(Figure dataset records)
□ □ □ □ □

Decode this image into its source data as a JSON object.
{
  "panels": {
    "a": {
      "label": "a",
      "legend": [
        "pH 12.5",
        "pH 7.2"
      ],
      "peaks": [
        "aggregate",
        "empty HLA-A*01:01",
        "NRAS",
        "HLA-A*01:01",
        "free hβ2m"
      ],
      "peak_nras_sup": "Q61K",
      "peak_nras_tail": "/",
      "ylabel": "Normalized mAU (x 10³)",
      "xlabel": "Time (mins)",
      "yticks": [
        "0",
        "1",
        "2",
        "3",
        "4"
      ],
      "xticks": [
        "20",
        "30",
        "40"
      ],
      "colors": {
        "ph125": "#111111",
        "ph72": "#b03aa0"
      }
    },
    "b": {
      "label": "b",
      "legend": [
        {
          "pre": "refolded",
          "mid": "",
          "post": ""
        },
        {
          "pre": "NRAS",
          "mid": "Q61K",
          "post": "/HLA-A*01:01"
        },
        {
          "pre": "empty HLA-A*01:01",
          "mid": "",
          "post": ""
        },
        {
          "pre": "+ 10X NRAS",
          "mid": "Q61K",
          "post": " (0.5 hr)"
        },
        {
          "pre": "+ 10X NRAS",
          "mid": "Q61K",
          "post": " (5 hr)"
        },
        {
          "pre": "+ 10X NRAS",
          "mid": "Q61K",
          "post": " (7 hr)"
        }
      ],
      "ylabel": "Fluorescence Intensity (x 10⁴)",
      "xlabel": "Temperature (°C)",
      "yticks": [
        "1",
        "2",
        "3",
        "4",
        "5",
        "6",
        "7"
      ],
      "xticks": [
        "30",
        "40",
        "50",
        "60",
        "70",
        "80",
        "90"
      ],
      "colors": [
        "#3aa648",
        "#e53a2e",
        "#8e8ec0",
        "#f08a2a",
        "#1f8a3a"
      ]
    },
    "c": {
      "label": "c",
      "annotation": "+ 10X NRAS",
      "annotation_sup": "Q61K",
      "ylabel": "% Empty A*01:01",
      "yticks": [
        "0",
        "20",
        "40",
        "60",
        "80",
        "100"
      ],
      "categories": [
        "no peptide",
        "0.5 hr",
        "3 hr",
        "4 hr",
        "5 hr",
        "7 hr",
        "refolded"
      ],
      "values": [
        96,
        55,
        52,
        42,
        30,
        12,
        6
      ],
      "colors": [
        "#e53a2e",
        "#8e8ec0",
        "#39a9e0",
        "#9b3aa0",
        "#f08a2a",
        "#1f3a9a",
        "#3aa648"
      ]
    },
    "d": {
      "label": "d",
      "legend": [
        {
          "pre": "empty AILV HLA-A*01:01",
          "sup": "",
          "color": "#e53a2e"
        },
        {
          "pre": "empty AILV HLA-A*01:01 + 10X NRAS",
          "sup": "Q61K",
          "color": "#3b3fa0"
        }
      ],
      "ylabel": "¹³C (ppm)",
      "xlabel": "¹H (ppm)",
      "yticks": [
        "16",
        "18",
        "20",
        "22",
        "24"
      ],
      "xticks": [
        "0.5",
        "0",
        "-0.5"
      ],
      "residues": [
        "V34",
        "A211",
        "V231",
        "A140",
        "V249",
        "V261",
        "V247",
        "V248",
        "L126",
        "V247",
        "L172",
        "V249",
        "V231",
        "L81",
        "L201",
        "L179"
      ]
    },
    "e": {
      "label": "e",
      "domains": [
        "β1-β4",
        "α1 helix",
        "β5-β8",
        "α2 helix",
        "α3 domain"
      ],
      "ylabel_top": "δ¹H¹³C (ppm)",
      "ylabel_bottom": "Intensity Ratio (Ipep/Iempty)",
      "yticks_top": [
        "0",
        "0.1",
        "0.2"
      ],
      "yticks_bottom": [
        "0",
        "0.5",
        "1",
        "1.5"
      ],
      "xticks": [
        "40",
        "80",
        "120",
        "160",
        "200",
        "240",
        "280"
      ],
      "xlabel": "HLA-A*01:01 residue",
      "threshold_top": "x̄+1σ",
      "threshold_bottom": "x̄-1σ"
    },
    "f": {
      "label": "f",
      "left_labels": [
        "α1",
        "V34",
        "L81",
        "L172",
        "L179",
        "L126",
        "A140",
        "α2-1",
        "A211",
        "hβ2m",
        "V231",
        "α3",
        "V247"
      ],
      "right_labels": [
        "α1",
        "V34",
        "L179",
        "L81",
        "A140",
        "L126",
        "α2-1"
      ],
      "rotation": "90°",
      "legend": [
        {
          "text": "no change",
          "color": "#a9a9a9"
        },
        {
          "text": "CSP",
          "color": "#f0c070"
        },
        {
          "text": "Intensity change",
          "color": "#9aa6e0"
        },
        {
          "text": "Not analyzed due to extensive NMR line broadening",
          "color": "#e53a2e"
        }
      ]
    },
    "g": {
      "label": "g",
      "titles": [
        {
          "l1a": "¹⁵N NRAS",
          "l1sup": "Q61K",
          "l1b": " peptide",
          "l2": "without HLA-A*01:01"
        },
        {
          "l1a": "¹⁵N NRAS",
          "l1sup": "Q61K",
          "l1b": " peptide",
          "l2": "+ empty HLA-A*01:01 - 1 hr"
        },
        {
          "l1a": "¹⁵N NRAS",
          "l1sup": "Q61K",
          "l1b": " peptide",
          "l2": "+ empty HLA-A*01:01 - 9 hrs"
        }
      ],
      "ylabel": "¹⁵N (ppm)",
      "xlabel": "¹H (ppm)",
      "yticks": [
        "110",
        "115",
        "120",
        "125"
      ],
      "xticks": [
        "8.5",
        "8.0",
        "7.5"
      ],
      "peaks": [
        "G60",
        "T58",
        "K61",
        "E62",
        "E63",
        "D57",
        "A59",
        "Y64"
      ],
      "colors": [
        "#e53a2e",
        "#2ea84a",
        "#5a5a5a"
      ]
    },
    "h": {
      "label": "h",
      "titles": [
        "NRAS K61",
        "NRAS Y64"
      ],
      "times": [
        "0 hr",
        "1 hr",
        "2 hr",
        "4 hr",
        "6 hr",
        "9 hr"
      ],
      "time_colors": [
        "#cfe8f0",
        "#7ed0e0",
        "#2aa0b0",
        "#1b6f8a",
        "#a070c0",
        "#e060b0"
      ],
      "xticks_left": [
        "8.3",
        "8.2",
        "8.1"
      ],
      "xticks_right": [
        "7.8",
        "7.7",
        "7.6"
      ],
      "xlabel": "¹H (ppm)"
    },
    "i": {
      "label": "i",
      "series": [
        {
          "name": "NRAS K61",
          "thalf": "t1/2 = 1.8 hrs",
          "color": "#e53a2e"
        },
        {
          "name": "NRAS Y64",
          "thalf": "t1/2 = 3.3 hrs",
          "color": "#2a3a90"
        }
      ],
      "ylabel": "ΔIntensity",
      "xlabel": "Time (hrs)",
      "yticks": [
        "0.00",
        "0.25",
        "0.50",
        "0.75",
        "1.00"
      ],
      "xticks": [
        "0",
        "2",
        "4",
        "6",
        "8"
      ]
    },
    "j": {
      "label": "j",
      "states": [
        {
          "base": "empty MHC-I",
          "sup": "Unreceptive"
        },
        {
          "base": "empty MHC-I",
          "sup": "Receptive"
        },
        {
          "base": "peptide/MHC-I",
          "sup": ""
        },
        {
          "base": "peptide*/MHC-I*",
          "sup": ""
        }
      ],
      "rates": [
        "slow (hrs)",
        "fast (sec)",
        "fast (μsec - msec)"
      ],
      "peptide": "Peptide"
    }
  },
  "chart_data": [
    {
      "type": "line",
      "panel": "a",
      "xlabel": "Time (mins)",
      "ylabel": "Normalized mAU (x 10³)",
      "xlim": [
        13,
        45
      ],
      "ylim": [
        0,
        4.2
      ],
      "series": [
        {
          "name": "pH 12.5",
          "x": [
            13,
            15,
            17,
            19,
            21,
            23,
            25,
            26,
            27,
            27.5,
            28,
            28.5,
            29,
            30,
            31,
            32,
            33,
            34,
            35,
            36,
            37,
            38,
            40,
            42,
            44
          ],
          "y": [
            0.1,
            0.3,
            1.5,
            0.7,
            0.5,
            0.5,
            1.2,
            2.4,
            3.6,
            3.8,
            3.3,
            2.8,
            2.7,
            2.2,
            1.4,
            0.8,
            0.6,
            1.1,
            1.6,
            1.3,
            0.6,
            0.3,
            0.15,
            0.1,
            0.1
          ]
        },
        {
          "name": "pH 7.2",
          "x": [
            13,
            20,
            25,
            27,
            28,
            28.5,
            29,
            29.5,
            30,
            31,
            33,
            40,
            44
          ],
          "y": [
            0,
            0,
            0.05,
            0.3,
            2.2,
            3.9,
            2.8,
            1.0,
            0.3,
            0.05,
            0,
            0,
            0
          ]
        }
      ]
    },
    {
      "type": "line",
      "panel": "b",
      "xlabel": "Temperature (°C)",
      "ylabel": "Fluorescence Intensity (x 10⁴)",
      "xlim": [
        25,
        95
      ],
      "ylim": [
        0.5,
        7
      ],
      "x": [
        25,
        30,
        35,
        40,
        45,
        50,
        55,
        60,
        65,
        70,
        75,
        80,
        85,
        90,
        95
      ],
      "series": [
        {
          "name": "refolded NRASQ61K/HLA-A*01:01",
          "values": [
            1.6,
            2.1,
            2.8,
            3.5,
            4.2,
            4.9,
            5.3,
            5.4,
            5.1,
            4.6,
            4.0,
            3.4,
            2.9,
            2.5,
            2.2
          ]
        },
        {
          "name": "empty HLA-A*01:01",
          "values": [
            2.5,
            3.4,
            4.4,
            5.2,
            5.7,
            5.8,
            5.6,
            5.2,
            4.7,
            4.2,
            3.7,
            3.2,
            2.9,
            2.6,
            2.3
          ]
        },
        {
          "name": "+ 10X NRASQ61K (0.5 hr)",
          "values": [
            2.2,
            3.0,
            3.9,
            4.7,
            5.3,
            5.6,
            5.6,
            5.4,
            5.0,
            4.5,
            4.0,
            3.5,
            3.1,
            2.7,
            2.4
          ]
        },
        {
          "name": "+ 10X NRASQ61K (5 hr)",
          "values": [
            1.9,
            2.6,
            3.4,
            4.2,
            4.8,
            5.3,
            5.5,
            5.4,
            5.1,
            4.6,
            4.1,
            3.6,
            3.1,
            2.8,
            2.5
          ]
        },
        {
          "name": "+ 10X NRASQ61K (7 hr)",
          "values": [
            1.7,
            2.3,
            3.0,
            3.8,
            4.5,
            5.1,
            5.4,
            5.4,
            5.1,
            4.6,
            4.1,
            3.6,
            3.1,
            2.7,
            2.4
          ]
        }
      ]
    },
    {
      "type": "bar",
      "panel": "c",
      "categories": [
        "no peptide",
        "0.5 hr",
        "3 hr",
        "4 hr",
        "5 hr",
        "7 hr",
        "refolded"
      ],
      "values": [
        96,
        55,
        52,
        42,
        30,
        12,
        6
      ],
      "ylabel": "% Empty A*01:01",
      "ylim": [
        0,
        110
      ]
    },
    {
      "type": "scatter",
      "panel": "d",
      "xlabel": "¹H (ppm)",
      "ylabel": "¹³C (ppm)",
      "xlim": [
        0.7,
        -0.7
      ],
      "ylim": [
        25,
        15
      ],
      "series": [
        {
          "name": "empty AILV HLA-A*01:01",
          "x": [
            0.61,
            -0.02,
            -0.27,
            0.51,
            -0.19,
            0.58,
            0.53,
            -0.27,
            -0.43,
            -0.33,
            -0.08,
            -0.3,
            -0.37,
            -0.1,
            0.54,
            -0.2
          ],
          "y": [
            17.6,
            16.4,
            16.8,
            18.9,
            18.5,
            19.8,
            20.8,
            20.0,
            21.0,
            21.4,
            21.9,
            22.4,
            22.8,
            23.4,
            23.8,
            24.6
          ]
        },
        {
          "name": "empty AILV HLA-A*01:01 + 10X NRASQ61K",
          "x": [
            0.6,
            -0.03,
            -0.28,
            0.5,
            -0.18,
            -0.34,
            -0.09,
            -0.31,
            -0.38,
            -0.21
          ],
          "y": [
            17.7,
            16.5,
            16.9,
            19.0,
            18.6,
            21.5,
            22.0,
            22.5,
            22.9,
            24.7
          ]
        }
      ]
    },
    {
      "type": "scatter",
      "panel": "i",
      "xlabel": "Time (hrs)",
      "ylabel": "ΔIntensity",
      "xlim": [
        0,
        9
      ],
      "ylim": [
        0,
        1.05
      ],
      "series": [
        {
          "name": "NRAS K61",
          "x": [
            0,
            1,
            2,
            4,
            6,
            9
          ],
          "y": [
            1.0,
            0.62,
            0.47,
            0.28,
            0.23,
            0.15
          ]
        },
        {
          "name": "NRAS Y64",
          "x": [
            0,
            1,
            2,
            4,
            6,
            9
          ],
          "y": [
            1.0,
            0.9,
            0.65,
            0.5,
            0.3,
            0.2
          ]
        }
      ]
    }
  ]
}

□ □ □ □ □

Report all lines of the data above that include the string "base".

          "base": "empty MHC-I",
          "base": "empty MHC-I",
          "base": "peptide/MHC-I",
          "base": "peptide*/MHC-I*",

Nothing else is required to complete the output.